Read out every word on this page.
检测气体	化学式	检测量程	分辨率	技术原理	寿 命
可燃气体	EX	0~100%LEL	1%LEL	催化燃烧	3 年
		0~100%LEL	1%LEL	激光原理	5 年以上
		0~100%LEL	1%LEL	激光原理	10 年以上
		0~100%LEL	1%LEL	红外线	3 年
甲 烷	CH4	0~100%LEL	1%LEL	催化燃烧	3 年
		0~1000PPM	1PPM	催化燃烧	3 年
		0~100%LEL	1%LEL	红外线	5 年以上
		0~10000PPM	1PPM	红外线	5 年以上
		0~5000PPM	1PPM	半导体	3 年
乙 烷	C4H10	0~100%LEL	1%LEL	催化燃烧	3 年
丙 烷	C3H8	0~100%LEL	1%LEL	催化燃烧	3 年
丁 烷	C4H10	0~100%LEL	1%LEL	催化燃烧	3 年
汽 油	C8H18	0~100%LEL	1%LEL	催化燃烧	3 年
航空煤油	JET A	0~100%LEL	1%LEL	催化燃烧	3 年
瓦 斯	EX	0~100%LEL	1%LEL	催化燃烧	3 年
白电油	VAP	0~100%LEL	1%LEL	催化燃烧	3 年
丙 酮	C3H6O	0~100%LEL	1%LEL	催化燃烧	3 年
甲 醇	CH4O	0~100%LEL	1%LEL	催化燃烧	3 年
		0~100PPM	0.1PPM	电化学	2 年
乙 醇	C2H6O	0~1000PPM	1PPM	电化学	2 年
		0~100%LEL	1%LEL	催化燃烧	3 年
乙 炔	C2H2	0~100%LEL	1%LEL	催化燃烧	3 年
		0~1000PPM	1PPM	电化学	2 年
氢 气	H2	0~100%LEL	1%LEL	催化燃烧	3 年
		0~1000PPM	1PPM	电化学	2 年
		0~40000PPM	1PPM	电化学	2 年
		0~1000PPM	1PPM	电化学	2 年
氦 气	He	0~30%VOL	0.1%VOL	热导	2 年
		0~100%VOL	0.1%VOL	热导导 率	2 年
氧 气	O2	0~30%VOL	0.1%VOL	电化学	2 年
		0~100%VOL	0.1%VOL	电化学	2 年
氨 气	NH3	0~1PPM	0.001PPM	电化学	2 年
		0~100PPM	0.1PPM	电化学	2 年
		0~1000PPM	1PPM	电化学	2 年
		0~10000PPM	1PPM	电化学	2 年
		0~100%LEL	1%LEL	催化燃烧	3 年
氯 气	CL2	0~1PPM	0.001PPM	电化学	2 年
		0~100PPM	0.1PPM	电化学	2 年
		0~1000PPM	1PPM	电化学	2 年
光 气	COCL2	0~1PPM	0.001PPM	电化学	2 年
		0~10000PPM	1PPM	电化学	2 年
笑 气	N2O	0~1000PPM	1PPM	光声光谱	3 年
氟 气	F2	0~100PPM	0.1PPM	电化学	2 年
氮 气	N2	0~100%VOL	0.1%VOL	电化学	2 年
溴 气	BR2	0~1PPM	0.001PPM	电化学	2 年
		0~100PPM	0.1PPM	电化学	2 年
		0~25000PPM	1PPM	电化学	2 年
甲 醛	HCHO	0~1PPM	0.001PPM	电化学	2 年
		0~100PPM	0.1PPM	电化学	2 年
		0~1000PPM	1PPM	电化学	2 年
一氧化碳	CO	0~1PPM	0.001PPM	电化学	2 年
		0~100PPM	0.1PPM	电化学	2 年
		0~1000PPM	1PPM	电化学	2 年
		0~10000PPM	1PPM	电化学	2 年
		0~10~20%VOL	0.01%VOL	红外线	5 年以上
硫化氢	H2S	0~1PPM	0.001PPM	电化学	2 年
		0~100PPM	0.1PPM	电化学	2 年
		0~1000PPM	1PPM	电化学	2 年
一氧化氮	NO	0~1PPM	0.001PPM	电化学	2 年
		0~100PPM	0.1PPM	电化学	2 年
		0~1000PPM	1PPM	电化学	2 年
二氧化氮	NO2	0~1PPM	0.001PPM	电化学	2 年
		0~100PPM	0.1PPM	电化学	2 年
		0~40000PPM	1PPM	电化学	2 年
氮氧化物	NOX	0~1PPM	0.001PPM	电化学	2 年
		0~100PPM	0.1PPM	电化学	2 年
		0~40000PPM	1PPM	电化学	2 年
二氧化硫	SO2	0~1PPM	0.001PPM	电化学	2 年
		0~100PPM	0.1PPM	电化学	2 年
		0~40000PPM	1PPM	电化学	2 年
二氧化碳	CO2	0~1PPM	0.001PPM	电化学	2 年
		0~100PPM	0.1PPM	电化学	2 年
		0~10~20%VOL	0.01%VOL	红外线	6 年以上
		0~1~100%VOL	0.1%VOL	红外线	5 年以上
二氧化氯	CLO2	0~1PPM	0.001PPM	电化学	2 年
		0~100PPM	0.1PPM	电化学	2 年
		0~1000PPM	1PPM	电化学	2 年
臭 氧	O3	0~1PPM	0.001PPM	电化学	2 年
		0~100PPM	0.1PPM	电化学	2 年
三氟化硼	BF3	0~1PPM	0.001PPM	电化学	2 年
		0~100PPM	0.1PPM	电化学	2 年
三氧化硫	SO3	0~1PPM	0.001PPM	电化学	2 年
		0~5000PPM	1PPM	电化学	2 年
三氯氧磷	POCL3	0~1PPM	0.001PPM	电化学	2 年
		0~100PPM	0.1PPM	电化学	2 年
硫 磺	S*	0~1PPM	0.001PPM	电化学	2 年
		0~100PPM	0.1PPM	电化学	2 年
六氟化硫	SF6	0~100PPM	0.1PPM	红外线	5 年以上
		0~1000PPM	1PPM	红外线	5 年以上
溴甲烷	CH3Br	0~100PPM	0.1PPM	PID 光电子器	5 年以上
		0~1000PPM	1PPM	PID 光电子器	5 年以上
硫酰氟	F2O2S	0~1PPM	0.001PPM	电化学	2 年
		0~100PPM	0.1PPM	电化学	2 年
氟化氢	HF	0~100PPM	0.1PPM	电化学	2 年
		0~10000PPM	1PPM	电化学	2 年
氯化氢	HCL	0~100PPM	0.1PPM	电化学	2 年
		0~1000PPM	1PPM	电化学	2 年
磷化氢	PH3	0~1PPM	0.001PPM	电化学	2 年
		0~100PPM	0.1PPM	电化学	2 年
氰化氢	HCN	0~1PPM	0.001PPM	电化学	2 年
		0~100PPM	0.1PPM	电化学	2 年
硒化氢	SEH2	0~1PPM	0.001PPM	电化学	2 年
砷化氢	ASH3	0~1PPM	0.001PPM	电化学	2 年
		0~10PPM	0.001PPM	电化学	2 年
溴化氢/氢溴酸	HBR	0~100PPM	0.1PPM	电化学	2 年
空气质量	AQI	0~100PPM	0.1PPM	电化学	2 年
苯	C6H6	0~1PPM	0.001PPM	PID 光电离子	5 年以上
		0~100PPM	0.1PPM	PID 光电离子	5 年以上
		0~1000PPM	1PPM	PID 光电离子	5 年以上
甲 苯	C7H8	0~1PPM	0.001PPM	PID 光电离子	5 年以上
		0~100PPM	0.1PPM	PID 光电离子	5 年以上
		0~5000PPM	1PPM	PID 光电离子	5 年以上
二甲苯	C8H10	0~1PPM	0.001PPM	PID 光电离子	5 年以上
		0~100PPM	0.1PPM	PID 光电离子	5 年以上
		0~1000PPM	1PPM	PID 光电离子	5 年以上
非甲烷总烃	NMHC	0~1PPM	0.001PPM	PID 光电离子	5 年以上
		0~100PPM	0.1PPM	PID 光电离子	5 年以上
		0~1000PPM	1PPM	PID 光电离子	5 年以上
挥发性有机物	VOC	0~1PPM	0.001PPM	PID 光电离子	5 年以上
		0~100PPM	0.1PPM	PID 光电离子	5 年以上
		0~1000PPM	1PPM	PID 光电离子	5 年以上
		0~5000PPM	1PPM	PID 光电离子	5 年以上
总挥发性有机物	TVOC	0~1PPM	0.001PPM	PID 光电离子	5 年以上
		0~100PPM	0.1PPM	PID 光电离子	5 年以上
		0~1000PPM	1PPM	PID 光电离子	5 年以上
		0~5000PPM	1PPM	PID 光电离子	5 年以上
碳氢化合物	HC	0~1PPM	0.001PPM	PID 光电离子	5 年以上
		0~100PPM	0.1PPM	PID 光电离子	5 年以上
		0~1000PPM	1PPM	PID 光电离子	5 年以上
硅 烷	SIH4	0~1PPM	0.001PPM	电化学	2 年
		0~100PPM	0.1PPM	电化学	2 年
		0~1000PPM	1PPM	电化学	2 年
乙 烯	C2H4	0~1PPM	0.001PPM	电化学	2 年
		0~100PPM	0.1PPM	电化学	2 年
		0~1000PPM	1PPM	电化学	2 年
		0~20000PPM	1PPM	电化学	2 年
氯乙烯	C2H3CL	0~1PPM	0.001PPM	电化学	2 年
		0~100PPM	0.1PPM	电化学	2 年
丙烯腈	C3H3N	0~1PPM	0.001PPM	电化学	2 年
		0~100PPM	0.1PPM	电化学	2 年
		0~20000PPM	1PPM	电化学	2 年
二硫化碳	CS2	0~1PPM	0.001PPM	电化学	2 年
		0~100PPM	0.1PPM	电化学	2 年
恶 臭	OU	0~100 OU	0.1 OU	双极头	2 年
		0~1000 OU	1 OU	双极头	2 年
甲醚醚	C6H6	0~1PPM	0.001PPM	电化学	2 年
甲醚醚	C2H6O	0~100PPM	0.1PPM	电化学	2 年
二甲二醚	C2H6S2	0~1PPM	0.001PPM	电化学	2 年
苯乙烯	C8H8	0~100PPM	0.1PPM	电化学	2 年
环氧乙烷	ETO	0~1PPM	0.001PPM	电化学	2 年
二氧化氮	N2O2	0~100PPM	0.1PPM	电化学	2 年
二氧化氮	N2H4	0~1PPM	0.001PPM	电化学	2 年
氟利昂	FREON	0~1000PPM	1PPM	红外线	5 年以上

Task description: Reproduce each line of the material containing the word "激光原理".

Result of this task:
		0~100%LEL	1%LEL	激光原理	5 年以上
		0~100%LEL	1%LEL	激光原理	10 年以上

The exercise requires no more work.